#### [Data entries]
• • • •
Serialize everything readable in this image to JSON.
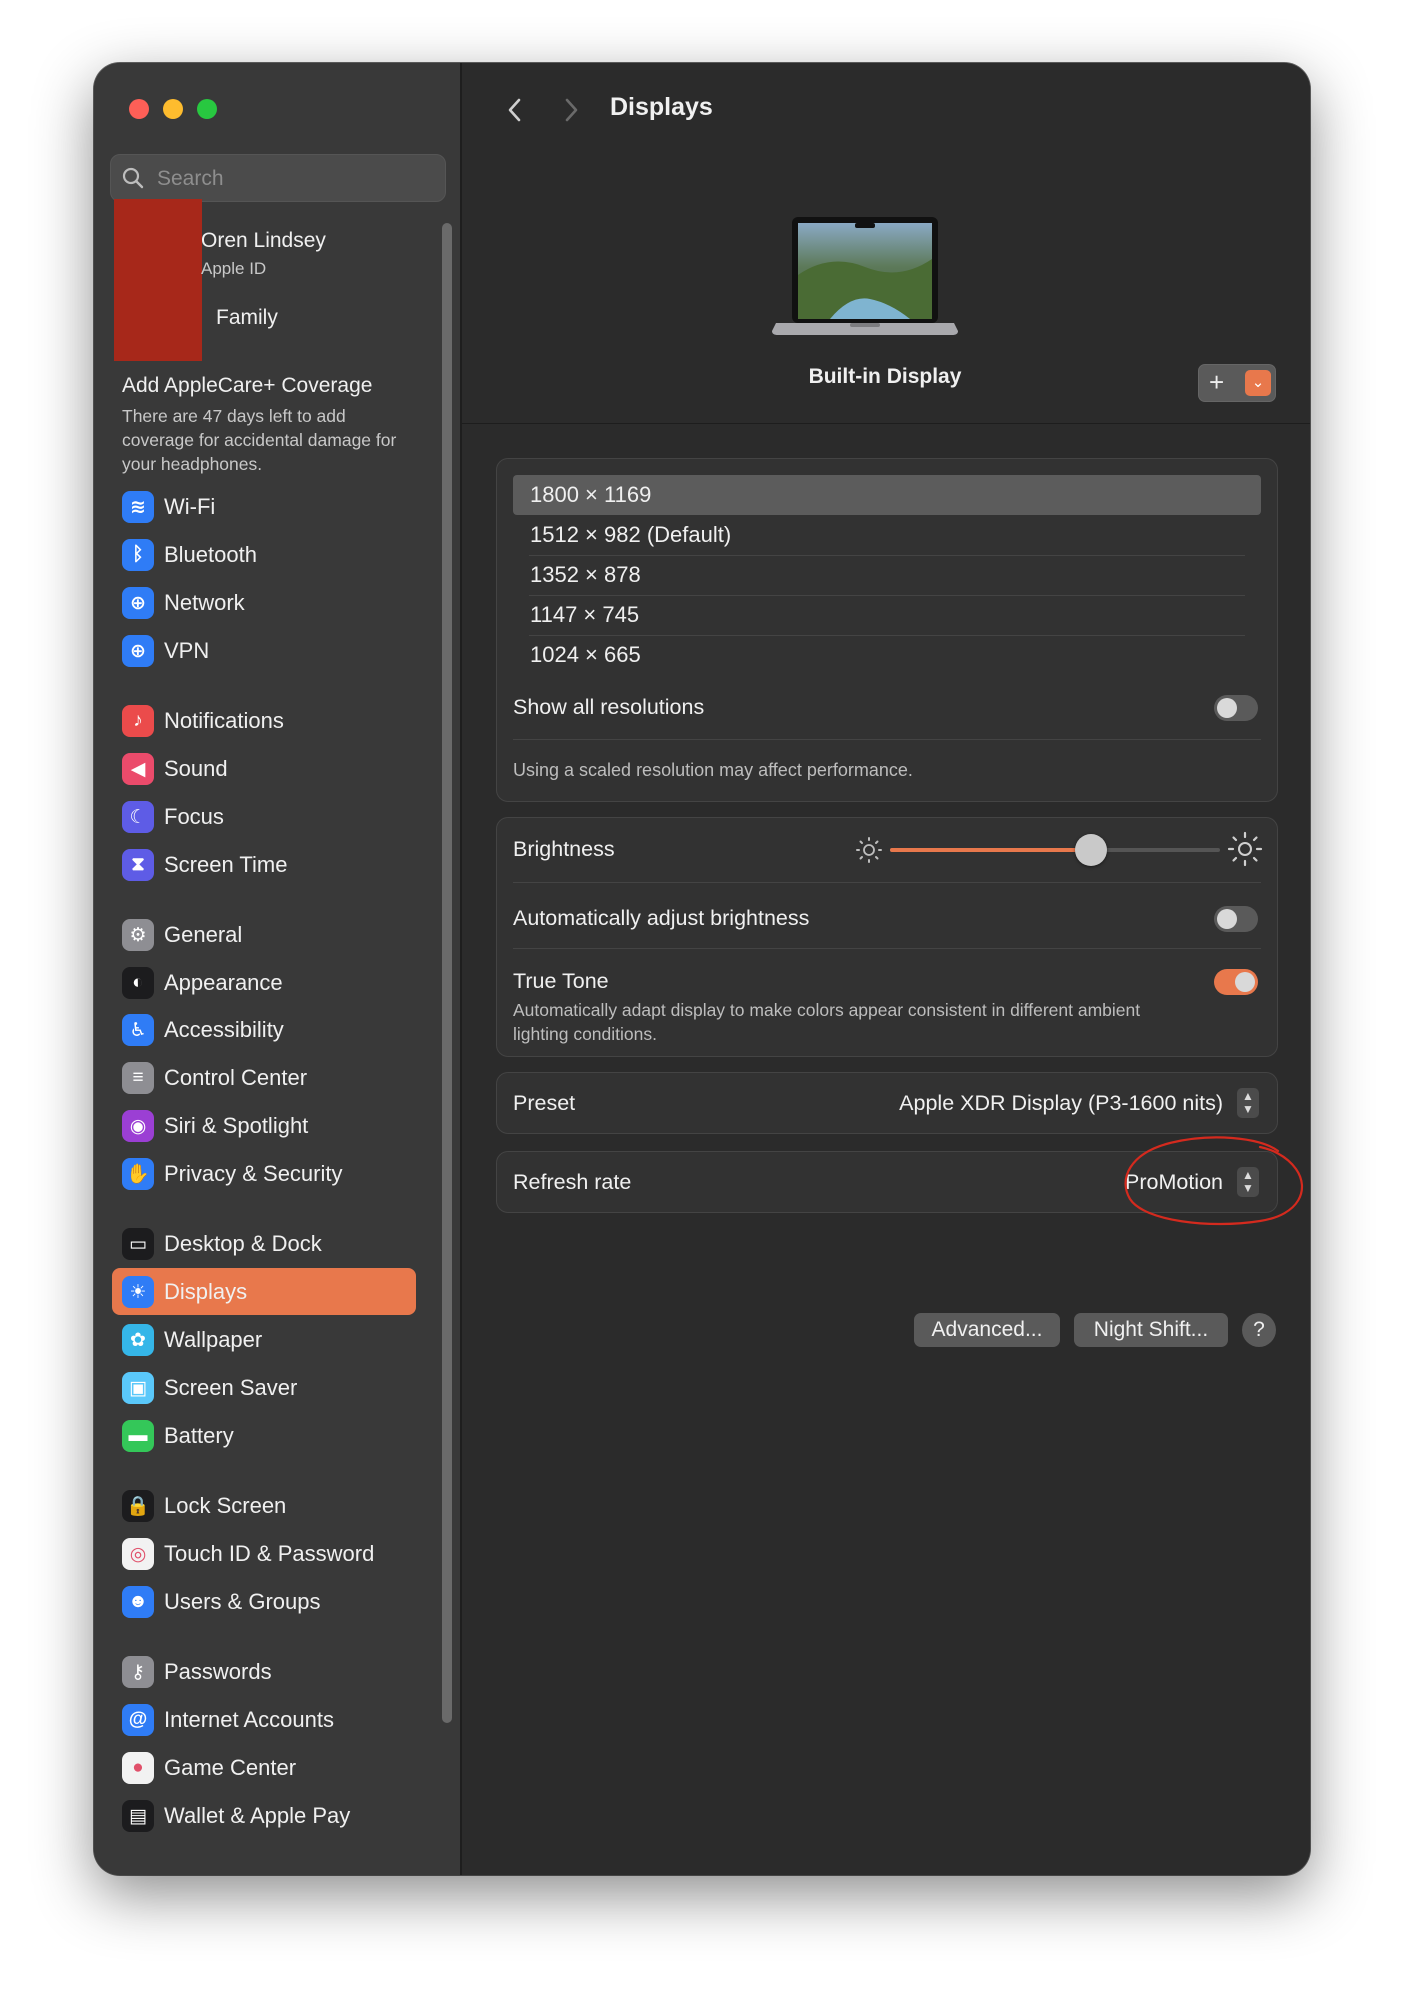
{
  "sidebar": {
    "search_placeholder": "Search",
    "account": {
      "name": "Oren Lindsey",
      "subtitle": "Apple ID",
      "family": "Family"
    },
    "applecare": {
      "title": "Add AppleCare+ Coverage",
      "body": "There are 47 days left to add coverage for accidental damage for your headphones."
    },
    "items": [
      {
        "label": "Wi-Fi",
        "icon": "wifi-icon",
        "color": "#2f7cf6"
      },
      {
        "label": "Bluetooth",
        "icon": "bluetooth-icon",
        "color": "#2f7cf6"
      },
      {
        "label": "Network",
        "icon": "globe-icon",
        "color": "#2f7cf6"
      },
      {
        "label": "VPN",
        "icon": "vpn-globe-icon",
        "color": "#2f7cf6"
      },
      {
        "label": "Notifications",
        "icon": "bell-icon",
        "color": "#eb4b4b"
      },
      {
        "label": "Sound",
        "icon": "speaker-icon",
        "color": "#eb4b6b"
      },
      {
        "label": "Focus",
        "icon": "moon-icon",
        "color": "#5e5ce6"
      },
      {
        "label": "Screen Time",
        "icon": "hourglass-icon",
        "color": "#5e5ce6"
      },
      {
        "label": "General",
        "icon": "gear-icon",
        "color": "#8e8e93"
      },
      {
        "label": "Appearance",
        "icon": "appearance-icon",
        "color": "#1c1c1e"
      },
      {
        "label": "Accessibility",
        "icon": "accessibility-icon",
        "color": "#2f7cf6"
      },
      {
        "label": "Control Center",
        "icon": "control-center-icon",
        "color": "#8e8e93"
      },
      {
        "label": "Siri & Spotlight",
        "icon": "siri-icon",
        "color": "#9b3fd4"
      },
      {
        "label": "Privacy & Security",
        "icon": "hand-icon",
        "color": "#2f7cf6"
      },
      {
        "label": "Desktop & Dock",
        "icon": "dock-icon",
        "color": "#1c1c1e"
      },
      {
        "label": "Displays",
        "icon": "sun-icon",
        "color": "#2f7cf6"
      },
      {
        "label": "Wallpaper",
        "icon": "flower-icon",
        "color": "#35b6e8"
      },
      {
        "label": "Screen Saver",
        "icon": "screen-saver-icon",
        "color": "#5ac8fa"
      },
      {
        "label": "Battery",
        "icon": "battery-icon",
        "color": "#34c759"
      },
      {
        "label": "Lock Screen",
        "icon": "lock-icon",
        "color": "#1c1c1e"
      },
      {
        "label": "Touch ID & Password",
        "icon": "fingerprint-icon",
        "color": "#f2f2f2"
      },
      {
        "label": "Users & Groups",
        "icon": "users-icon",
        "color": "#2f7cf6"
      },
      {
        "label": "Passwords",
        "icon": "key-icon",
        "color": "#8e8e93"
      },
      {
        "label": "Internet Accounts",
        "icon": "at-icon",
        "color": "#2f7cf6"
      },
      {
        "label": "Game Center",
        "icon": "game-center-icon",
        "color": "#f2f2f2"
      },
      {
        "label": "Wallet & Apple Pay",
        "icon": "wallet-icon",
        "color": "#1c1c1e"
      }
    ],
    "selected": "Displays"
  },
  "header": {
    "title": "Displays",
    "display_name": "Built-in Display"
  },
  "resolutions": {
    "options": [
      "1800 × 1169",
      "1512 × 982 (Default)",
      "1352 × 878",
      "1147 × 745",
      "1024 × 665"
    ],
    "selected_index": 0,
    "show_all_label": "Show all resolutions",
    "show_all_on": false,
    "note": "Using a scaled resolution may affect performance."
  },
  "brightness": {
    "label": "Brightness",
    "level": 0.61,
    "auto_label": "Automatically adjust brightness",
    "auto_on": false,
    "true_tone_label": "True Tone",
    "true_tone_desc": "Automatically adapt display to make colors appear consistent in different ambient lighting conditions.",
    "true_tone_on": true
  },
  "preset": {
    "label": "Preset",
    "value": "Apple XDR Display (P3-1600 nits)"
  },
  "refresh": {
    "label": "Refresh rate",
    "value": "ProMotion"
  },
  "buttons": {
    "advanced": "Advanced...",
    "night_shift": "Night Shift...",
    "help": "?"
  },
  "colors": {
    "accent": "#e8784c",
    "annotation": "#d42a1e"
  }
}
• • • •
#### [WHAT IS EXPECTED]
Pull out every line in the data above that has the word "Displays".

#### [IN RESPONSE]
        "label": "Displays",
    "selected": "Displays"
    "title": "Displays",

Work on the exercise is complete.